▶ **Text for analysis**
━━━

As with all Walter Walter Isaacson biographies, this is a fairly long book. I got stuck in Pennsylvania for an extended period because of the Crowdstrike debacle, so I was afforded quite a bit of time to read this in airports and on planes. It took less than two weeks to read the nearly 500 pages.
This book covers the story of the discovery of CRISPR and its use as a gene editing tool. I had heard of it previously to picking up the book. I knew it involved gene editing, but I really did not understand its implications in detecting and curing diseases. I though it was just a way to selectively create designer organisms. It does in fact do that, and has actually been used in China, in 2018, to create three AIDS-resistant human babies, but there are many more applications that do not come with moral conundrums.
Bacteria have been using CRISPR for millions of years to fend off viruses. When a bacteria is exposed to a virus, it adds a little genetic code to its DNA so that it can identify and defend against a future exposure to a like virus. All future generations of this bacteria will have this coding, and thus be protected from this virus. Several scientists identified this behavior in bacteria and sought ways to understand and control it. Being able to control this process allows someone to edit the genes of virtually any living thing. The key figure in this book is the American scientist, Jennifer Doudna. She, along with French scientist, Emmanuelle Charpentier, were awarded the 2020 Nobel prize in chemistry for their work on CRISPR. The book notes several other scientists that made similar advancements in gene editing using CRISPR, but Doudna and Charpentier were recognized as having figured out its workings first.

━━━

▶ **Work order**
Reproduce word for word the passage of the CRISPR book review that begins with the words containing "This book covers" and ends with "with moral conundrums.". The records that follow the review are separate material.

▶ **Structured page-parsing data**
━━━

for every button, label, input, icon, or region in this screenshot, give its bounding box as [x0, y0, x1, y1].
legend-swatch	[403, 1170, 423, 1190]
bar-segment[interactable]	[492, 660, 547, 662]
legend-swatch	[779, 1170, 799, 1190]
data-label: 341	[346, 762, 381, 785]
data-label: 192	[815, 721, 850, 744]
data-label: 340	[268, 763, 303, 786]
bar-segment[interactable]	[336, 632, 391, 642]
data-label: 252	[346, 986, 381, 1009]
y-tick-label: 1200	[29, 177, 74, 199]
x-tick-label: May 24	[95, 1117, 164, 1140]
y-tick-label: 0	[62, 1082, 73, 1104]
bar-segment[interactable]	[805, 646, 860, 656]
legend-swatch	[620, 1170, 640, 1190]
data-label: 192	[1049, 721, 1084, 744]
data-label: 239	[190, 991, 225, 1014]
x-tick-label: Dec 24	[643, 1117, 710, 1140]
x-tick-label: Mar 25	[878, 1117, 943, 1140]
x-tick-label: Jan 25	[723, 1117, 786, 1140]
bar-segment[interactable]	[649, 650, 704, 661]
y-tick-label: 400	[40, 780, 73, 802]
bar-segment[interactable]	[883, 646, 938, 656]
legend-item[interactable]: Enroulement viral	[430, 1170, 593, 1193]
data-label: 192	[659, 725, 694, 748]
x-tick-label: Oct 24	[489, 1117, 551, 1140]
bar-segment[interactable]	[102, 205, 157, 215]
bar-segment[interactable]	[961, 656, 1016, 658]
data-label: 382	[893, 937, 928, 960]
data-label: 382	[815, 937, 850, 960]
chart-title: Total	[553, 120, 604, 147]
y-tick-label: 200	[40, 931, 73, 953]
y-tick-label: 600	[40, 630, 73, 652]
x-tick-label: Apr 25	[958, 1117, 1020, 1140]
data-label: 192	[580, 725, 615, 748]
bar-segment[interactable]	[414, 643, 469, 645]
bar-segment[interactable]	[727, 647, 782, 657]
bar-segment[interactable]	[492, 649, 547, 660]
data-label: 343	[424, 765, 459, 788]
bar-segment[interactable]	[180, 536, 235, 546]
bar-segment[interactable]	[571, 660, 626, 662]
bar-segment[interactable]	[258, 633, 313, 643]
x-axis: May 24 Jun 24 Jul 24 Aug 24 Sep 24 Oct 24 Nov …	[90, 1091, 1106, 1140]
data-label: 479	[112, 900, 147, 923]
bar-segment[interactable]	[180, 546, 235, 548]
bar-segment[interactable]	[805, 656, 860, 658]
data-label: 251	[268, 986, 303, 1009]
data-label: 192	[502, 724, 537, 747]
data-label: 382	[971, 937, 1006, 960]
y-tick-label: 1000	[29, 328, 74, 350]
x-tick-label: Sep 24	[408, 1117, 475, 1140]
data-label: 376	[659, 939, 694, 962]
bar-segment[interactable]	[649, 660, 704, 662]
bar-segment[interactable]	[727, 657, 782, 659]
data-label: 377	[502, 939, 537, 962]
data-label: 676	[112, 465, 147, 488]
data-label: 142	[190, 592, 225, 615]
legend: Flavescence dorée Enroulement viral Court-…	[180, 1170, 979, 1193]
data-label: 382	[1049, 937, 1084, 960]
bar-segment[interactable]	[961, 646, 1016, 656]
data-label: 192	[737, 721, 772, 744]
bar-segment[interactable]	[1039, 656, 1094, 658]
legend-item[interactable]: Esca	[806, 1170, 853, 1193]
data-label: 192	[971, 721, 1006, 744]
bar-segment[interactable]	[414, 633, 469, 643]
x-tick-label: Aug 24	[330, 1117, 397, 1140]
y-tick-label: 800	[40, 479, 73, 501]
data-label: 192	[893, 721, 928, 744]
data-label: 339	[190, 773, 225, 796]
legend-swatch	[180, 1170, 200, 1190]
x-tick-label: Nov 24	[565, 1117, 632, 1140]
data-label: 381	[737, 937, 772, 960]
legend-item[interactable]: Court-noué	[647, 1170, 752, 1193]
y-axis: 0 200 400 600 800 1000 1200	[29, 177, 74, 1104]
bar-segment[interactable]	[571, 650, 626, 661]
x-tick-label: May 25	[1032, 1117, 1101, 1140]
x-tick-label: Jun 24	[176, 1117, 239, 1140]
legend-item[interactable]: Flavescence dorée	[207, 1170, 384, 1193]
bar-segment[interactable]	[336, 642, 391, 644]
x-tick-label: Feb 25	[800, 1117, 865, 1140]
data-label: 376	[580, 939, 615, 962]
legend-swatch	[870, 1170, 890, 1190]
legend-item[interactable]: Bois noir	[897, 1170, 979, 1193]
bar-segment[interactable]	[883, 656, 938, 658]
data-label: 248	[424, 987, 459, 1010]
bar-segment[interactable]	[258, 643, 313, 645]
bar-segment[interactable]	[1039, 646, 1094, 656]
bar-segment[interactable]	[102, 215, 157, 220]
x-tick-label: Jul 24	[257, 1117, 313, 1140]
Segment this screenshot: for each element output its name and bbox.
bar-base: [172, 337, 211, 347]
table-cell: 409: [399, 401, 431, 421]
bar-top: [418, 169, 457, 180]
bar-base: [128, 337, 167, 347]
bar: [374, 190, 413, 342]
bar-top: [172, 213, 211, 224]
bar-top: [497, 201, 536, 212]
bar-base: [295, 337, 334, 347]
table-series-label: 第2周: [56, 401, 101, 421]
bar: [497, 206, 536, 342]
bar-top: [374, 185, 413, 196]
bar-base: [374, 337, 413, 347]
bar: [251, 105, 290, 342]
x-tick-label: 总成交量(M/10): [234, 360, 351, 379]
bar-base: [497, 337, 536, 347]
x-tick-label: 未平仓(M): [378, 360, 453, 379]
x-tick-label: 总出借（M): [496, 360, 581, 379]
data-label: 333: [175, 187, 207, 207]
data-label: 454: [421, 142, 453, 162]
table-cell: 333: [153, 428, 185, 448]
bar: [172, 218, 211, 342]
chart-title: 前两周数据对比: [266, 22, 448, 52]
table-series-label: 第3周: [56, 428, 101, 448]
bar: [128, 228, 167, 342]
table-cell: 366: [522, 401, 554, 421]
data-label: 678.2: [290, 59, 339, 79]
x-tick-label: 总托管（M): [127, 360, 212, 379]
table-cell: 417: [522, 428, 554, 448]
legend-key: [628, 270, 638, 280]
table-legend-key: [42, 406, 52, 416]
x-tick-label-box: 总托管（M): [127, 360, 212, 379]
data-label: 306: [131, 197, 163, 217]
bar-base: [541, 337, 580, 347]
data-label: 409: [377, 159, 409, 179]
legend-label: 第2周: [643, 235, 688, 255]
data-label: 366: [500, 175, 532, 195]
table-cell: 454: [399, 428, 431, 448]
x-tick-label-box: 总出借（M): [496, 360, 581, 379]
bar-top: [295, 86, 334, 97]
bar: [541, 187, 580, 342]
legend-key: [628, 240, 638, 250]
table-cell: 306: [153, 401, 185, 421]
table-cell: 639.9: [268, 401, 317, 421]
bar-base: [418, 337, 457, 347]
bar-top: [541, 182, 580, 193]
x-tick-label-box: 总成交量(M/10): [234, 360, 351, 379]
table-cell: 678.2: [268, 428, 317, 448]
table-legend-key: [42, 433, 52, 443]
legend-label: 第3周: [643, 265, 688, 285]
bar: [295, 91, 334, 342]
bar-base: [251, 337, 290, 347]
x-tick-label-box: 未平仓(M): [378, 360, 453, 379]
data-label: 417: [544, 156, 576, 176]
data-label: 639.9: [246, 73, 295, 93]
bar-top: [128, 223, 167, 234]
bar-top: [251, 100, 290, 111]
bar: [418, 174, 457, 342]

━━━

▶ **Solution for this task**
This book covers the story of the discovery of CRISPR and its use as a gene editing tool. I had heard of it previously to picking up the book. I knew it involved gene editing, but I really did not understand its implications in detecting and curing diseases. I though it was just a way to selectively create designer organisms. It does in fact do that, and has actually been used in China, in 2018, to create three AIDS-resistant human babies, but there are many more applications that do not come with moral conundrums.